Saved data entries
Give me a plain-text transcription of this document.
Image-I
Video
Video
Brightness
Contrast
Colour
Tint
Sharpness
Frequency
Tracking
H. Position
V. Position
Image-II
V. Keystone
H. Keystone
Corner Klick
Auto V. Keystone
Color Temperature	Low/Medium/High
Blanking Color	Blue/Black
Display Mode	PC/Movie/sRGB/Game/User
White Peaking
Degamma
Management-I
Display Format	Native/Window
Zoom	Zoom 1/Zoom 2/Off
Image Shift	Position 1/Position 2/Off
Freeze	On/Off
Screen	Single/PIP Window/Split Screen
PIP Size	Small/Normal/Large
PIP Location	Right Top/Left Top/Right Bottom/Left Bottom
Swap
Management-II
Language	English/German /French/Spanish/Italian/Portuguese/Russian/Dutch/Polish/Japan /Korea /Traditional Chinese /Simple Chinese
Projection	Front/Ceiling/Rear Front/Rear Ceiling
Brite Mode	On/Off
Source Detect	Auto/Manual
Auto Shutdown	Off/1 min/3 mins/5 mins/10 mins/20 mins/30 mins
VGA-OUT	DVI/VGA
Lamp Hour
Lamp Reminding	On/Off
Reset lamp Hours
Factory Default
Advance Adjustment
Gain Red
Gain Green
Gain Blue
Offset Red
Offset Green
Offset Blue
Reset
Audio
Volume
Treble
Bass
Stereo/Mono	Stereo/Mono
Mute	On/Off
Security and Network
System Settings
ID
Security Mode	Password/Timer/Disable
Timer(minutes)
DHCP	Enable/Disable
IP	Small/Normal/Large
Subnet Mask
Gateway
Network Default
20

- _EXERCISE GOAL_: Each line of the listing should be copied exactly.

- _THE SOLUTION_:
Give me a plain-text transcription of this document.
Image-I
Video
Video
Brightness
Contrast
Colour
Tint
Sharpness
Frequency
Tracking
H. Position
V. Position
Image-II
V. Keystone
H. Keystone
Corner Klick
Auto V. Keystone
Color Temperature	Low/Medium/High
Blanking Color	Blue/Black
Display Mode	PC/Movie/sRGB/Game/User
White Peaking
Degamma
Management-I
Display Format	Native/Window
Zoom	Zoom 1/Zoom 2/Off
Image Shift	Position 1/Position 2/Off
Freeze	On/Off
Screen	Single/PIP Window/Split Screen
PIP Size	Small/Normal/Large
PIP Location	Right Top/Left Top/Right Bottom/Left Bottom
Swap
Management-II
Language	English/German /French/Spanish/Italian/Portuguese/Russian/Dutch/Polish/Japan /Korea /Traditional Chinese /Simple Chinese
Projection	Front/Ceiling/Rear Front/Rear Ceiling
Brite Mode	On/Off
Source Detect	Auto/Manual
Auto Shutdown	Off/1 min/3 mins/5 mins/10 mins/20 mins/30 mins
VGA-OUT	DVI/VGA
Lamp Hour
Lamp Reminding	On/Off
Reset lamp Hours
Factory Default
Advance Adjustment
Gain Red
Gain Green
Gain Blue
Offset Red
Offset Green
Offset Blue
Reset
Audio
Volume
Treble
Bass
Stereo/Mono	Stereo/Mono
Mute	On/Off
Security and Network
System Settings
ID
Security Mode	Password/Timer/Disable
Timer(minutes)
DHCP	Enable/Disable
IP	Small/Normal/Large
Subnet Mask
Gateway
Network Default
20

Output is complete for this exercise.